### WHAT YOU WILL DO
Repeat the whole listing exactly.

### Data records
★ ★ ★ ★ ★ ★ ★

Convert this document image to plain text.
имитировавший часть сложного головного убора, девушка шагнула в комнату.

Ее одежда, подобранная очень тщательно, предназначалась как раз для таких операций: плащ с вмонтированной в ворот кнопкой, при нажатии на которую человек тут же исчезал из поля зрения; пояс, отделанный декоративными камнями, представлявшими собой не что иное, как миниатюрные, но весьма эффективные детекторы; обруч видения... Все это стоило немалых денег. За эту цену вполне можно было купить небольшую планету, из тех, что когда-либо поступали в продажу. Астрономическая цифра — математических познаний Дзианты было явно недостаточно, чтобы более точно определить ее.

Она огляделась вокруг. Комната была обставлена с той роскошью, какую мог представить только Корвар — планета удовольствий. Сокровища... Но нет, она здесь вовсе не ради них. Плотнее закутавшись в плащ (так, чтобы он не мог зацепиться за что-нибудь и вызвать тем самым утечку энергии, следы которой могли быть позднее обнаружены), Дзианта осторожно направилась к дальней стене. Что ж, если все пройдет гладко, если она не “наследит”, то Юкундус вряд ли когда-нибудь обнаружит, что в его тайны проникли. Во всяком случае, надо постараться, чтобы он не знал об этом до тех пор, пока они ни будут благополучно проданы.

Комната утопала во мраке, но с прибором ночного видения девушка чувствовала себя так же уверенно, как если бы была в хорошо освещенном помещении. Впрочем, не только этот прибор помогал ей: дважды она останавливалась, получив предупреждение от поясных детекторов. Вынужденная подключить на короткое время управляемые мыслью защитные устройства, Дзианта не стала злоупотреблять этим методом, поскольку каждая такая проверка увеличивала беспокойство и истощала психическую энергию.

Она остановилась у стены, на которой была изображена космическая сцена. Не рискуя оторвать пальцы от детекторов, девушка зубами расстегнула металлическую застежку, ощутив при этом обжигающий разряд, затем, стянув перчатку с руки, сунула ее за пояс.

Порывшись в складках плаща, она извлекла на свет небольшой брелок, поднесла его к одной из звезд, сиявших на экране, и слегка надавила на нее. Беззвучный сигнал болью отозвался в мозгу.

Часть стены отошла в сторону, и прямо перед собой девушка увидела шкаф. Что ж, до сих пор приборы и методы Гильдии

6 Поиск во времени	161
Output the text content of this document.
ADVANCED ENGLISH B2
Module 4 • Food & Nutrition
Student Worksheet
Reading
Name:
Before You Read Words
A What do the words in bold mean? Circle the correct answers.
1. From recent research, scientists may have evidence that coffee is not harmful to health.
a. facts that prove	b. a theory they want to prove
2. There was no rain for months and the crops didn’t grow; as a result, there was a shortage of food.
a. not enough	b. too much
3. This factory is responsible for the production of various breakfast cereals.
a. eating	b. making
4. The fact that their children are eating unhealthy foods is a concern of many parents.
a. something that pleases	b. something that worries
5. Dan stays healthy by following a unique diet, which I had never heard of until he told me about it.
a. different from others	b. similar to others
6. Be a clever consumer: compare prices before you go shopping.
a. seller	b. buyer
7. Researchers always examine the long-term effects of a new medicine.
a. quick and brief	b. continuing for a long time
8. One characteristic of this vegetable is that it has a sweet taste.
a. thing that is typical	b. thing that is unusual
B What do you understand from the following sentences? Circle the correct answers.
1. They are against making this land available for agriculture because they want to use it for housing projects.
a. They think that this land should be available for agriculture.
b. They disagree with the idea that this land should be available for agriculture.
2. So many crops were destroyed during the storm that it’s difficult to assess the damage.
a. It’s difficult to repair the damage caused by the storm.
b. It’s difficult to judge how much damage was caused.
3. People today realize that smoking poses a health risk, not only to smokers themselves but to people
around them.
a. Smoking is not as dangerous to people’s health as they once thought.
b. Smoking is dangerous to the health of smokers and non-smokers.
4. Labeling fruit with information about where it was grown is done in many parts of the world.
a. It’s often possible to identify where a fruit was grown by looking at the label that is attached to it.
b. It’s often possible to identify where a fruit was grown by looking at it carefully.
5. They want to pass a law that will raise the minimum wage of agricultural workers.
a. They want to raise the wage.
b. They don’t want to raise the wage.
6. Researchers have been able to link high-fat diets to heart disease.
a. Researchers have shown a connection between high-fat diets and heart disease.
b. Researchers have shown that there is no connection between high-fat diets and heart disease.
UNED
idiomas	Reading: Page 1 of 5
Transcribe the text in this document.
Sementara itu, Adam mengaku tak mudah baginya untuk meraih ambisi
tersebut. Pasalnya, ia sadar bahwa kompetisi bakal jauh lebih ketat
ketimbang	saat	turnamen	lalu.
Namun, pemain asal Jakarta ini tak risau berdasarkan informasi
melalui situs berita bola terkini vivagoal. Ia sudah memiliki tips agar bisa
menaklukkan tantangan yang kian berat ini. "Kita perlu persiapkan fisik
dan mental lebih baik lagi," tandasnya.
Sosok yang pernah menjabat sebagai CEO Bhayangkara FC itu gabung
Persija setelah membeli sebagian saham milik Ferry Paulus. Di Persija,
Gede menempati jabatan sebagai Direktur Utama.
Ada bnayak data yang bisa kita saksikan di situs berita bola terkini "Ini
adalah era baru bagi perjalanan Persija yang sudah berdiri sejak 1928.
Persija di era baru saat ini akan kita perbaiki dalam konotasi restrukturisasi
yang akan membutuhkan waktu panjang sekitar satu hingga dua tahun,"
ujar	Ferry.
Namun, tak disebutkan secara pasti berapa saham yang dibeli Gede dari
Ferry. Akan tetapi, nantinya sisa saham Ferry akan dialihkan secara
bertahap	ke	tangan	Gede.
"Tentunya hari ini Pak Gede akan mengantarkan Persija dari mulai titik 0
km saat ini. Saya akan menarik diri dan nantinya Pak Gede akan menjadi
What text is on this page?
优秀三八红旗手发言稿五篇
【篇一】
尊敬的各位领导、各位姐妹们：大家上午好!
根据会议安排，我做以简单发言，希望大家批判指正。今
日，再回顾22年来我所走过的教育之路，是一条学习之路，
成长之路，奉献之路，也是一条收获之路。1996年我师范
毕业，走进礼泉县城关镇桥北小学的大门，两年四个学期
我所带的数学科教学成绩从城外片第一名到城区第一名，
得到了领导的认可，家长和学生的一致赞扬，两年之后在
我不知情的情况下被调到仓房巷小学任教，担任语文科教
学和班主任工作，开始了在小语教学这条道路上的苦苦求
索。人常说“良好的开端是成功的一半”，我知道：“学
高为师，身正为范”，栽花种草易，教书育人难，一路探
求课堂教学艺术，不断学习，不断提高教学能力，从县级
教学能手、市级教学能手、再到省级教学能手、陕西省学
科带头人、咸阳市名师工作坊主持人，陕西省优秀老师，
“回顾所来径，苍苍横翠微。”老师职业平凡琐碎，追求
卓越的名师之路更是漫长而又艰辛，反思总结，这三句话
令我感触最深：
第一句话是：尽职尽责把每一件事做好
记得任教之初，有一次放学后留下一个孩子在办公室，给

★ ★ ★ ★ ★ ★ ★

### CORRECT OUTPUT
Convert this document image to plain text.
имитировавший часть сложного головного убора, девушка шагнула в комнату.

Ее одежда, подобранная очень тщательно, предназначалась как раз для таких операций: плащ с вмонтированной в ворот кнопкой, при нажатии на которую человек тут же исчезал из поля зрения; пояс, отделанный декоративными камнями, представлявшими собой не что иное, как миниатюрные, но весьма эффективные детекторы; обруч видения... Все это стоило немалых денег. За эту цену вполне можно было купить небольшую планету, из тех, что когда-либо поступали в продажу. Астрономическая цифра — математических познаний Дзианты было явно недостаточно, чтобы более точно определить ее.

Она огляделась вокруг. Комната была обставлена с той роскошью, какую мог представить только Корвар — планета удовольствий. Сокровища... Но нет, она здесь вовсе не ради них. Плотнее закутавшись в плащ (так, чтобы он не мог зацепиться за что-нибудь и вызвать тем самым утечку энергии, следы которой могли быть позднее обнаружены), Дзианта осторожно направилась к дальней стене. Что ж, если все пройдет гладко, если она не “наследит”, то Юкундус вряд ли когда-нибудь обнаружит, что в его тайны проникли. Во всяком случае, надо постараться, чтобы он не знал об этом до тех пор, пока они ни будут благополучно проданы.

Комната утопала во мраке, но с прибором ночного видения девушка чувствовала себя так же уверенно, как если бы была в хорошо освещенном помещении. Впрочем, не только этот прибор помогал ей: дважды она останавливалась, получив предупреждение от поясных детекторов. Вынужденная подключить на короткое время управляемые мыслью защитные устройства, Дзианта не стала злоупотреблять этим методом, поскольку каждая такая проверка увеличивала беспокойство и истощала психическую энергию.

Она остановилась у стены, на которой была изображена космическая сцена. Не рискуя оторвать пальцы от детекторов, девушка зубами расстегнула металлическую застежку, ощутив при этом обжигающий разряд, затем, стянув перчатку с руки, сунула ее за пояс.

Порывшись в складках плаща, она извлекла на свет небольшой брелок, поднесла его к одной из звезд, сиявших на экране, и слегка надавила на нее. Беззвучный сигнал болью отозвался в мозгу.

Часть стены отошла в сторону, и прямо перед собой девушка увидела шкаф. Что ж, до сих пор приборы и методы Гильдии

6 Поиск во времени	161
Output the text content of this document.
ADVANCED ENGLISH B2
Module 4 • Food & Nutrition
Student Worksheet
Reading
Name:
Before You Read Words
A What do the words in bold mean? Circle the correct answers.
1. From recent research, scientists may have evidence that coffee is not harmful to health.
a. facts that prove	b. a theory they want to prove
2. There was no rain for months and the crops didn’t grow; as a result, there was a shortage of food.
a. not enough	b. too much
3. This factory is responsible for the production of various breakfast cereals.
a. eating	b. making
4. The fact that their children are eating unhealthy foods is a concern of many parents.
a. something that pleases	b. something that worries
5. Dan stays healthy by following a unique diet, which I had never heard of until he told me about it.
a. different from others	b. similar to others
6. Be a clever consumer: compare prices before you go shopping.
a. seller	b. buyer
7. Researchers always examine the long-term effects of a new medicine.
a. quick and brief	b. continuing for a long time
8. One characteristic of this vegetable is that it has a sweet taste.
a. thing that is typical	b. thing that is unusual
B What do you understand from the following sentences? Circle the correct answers.
1. They are against making this land available for agriculture because they want to use it for housing projects.
a. They think that this land should be available for agriculture.
b. They disagree with the idea that this land should be available for agriculture.
2. So many crops were destroyed during the storm that it’s difficult to assess the damage.
a. It’s difficult to repair the damage caused by the storm.
b. It’s difficult to judge how much damage was caused.
3. People today realize that smoking poses a health risk, not only to smokers themselves but to people
around them.
a. Smoking is not as dangerous to people’s health as they once thought.
b. Smoking is dangerous to the health of smokers and non-smokers.
4. Labeling fruit with information about where it was grown is done in many parts of the world.
a. It’s often possible to identify where a fruit was grown by looking at the label that is attached to it.
b. It’s often possible to identify where a fruit was grown by looking at it carefully.
5. They want to pass a law that will raise the minimum wage of agricultural workers.
a. They want to raise the wage.
b. They don’t want to raise the wage.
6. Researchers have been able to link high-fat diets to heart disease.
a. Researchers have shown a connection between high-fat diets and heart disease.
b. Researchers have shown that there is no connection between high-fat diets and heart disease.
UNED
idiomas	Reading: Page 1 of 5
Transcribe the text in this document.
Sementara itu, Adam mengaku tak mudah baginya untuk meraih ambisi
tersebut. Pasalnya, ia sadar bahwa kompetisi bakal jauh lebih ketat
ketimbang	saat	turnamen	lalu.
Namun, pemain asal Jakarta ini tak risau berdasarkan informasi
melalui situs berita bola terkini vivagoal. Ia sudah memiliki tips agar bisa
menaklukkan tantangan yang kian berat ini. "Kita perlu persiapkan fisik
dan mental lebih baik lagi," tandasnya.
Sosok yang pernah menjabat sebagai CEO Bhayangkara FC itu gabung
Persija setelah membeli sebagian saham milik Ferry Paulus. Di Persija,
Gede menempati jabatan sebagai Direktur Utama.
Ada bnayak data yang bisa kita saksikan di situs berita bola terkini "Ini
adalah era baru bagi perjalanan Persija yang sudah berdiri sejak 1928.
Persija di era baru saat ini akan kita perbaiki dalam konotasi restrukturisasi
yang akan membutuhkan waktu panjang sekitar satu hingga dua tahun,"
ujar	Ferry.
Namun, tak disebutkan secara pasti berapa saham yang dibeli Gede dari
Ferry. Akan tetapi, nantinya sisa saham Ferry akan dialihkan secara
bertahap	ke	tangan	Gede.
"Tentunya hari ini Pak Gede akan mengantarkan Persija dari mulai titik 0
km saat ini. Saya akan menarik diri dan nantinya Pak Gede akan menjadi
What text is on this page?
优秀三八红旗手发言稿五篇
【篇一】
尊敬的各位领导、各位姐妹们：大家上午好!
根据会议安排，我做以简单发言，希望大家批判指正。今
日，再回顾22年来我所走过的教育之路，是一条学习之路，
成长之路，奉献之路，也是一条收获之路。1996年我师范
毕业，走进礼泉县城关镇桥北小学的大门，两年四个学期
我所带的数学科教学成绩从城外片第一名到城区第一名，
得到了领导的认可，家长和学生的一致赞扬，两年之后在
我不知情的情况下被调到仓房巷小学任教，担任语文科教
学和班主任工作，开始了在小语教学这条道路上的苦苦求
索。人常说“良好的开端是成功的一半”，我知道：“学
高为师，身正为范”，栽花种草易，教书育人难，一路探
求课堂教学艺术，不断学习，不断提高教学能力，从县级
教学能手、市级教学能手、再到省级教学能手、陕西省学
科带头人、咸阳市名师工作坊主持人，陕西省优秀老师，
“回顾所来径，苍苍横翠微。”老师职业平凡琐碎，追求
卓越的名师之路更是漫长而又艰辛，反思总结，这三句话
令我感触最深：
第一句话是：尽职尽责把每一件事做好
记得任教之初，有一次放学后留下一个孩子在办公室，给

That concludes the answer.